── PROVIDED RECORDS ──

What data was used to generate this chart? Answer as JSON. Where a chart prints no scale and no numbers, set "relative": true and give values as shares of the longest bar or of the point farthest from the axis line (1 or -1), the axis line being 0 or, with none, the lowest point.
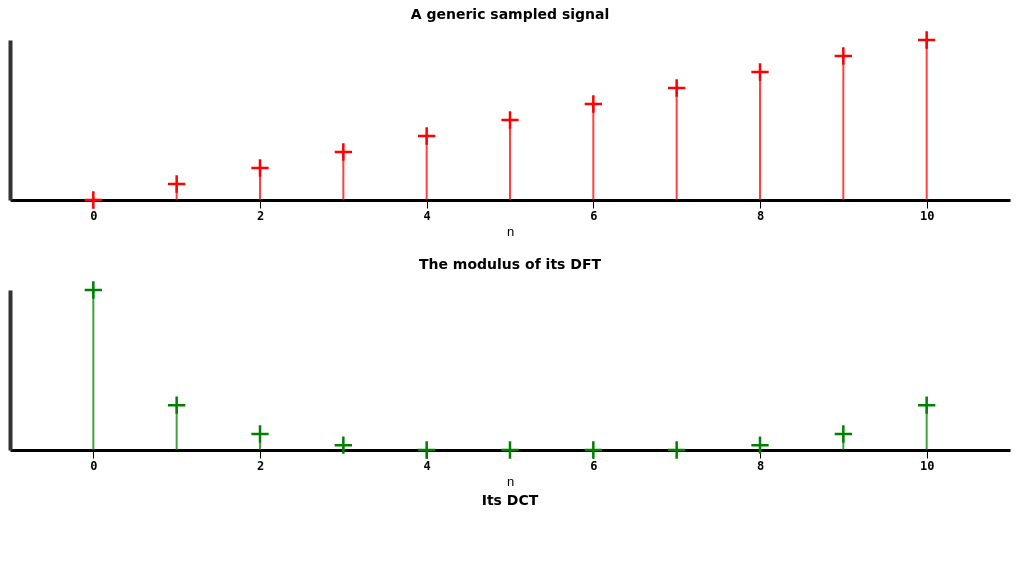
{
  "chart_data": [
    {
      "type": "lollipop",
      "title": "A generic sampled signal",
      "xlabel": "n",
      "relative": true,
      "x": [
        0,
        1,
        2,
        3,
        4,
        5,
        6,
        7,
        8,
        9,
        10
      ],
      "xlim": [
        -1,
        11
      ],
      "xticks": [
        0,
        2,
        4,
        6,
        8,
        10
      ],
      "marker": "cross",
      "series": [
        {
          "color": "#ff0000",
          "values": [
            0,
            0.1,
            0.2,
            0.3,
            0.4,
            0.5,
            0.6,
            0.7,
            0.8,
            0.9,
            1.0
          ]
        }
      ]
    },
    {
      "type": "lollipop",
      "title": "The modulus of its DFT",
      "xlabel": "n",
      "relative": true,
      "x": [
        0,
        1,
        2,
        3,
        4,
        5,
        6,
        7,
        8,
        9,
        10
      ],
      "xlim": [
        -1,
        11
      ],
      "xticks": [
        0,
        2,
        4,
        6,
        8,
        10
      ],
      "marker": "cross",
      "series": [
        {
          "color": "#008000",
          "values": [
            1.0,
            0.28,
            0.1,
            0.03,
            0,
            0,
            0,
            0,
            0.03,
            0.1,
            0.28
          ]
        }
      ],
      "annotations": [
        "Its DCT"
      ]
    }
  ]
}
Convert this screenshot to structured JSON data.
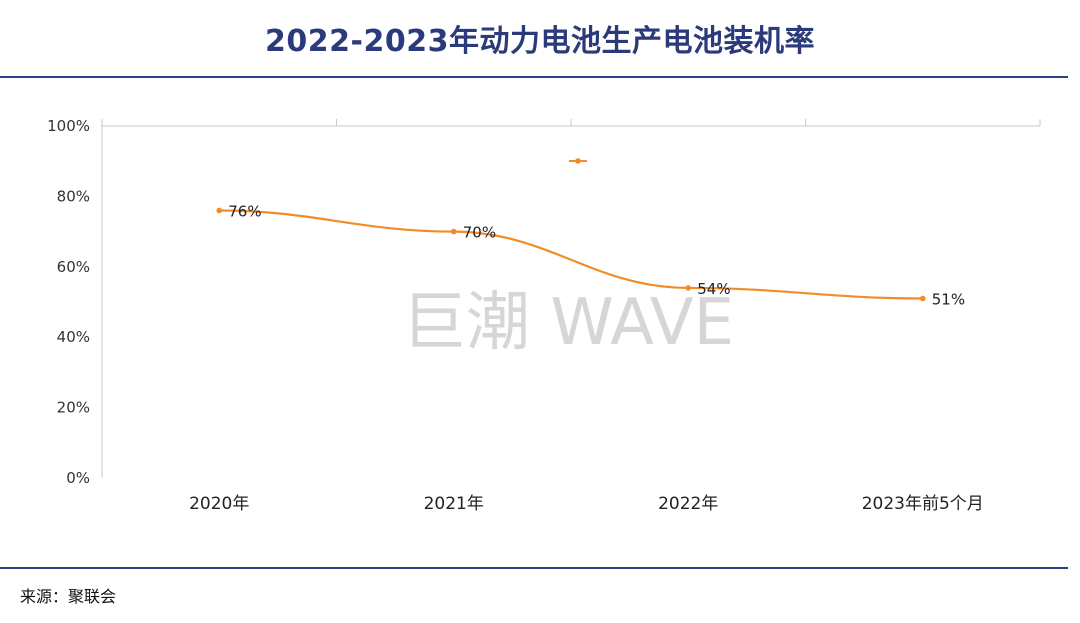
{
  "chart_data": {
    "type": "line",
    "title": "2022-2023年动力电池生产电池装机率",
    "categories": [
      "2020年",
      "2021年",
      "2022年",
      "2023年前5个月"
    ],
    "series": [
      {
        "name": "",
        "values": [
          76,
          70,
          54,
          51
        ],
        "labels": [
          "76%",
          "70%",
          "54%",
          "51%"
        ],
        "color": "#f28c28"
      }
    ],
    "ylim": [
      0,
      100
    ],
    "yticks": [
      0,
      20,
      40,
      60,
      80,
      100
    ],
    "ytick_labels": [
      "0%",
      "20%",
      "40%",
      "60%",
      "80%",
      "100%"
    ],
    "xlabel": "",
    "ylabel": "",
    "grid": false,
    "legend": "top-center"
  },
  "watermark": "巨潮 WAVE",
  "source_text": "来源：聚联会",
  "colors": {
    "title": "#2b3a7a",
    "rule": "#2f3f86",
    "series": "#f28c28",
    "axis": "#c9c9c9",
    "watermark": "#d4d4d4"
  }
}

───

- GOAL
Scan the material above for the string "watermark" and report each line where you find it.

- REPLY
  "watermark": "巨潮 WAVE",
    "watermark": "#d4d4d4"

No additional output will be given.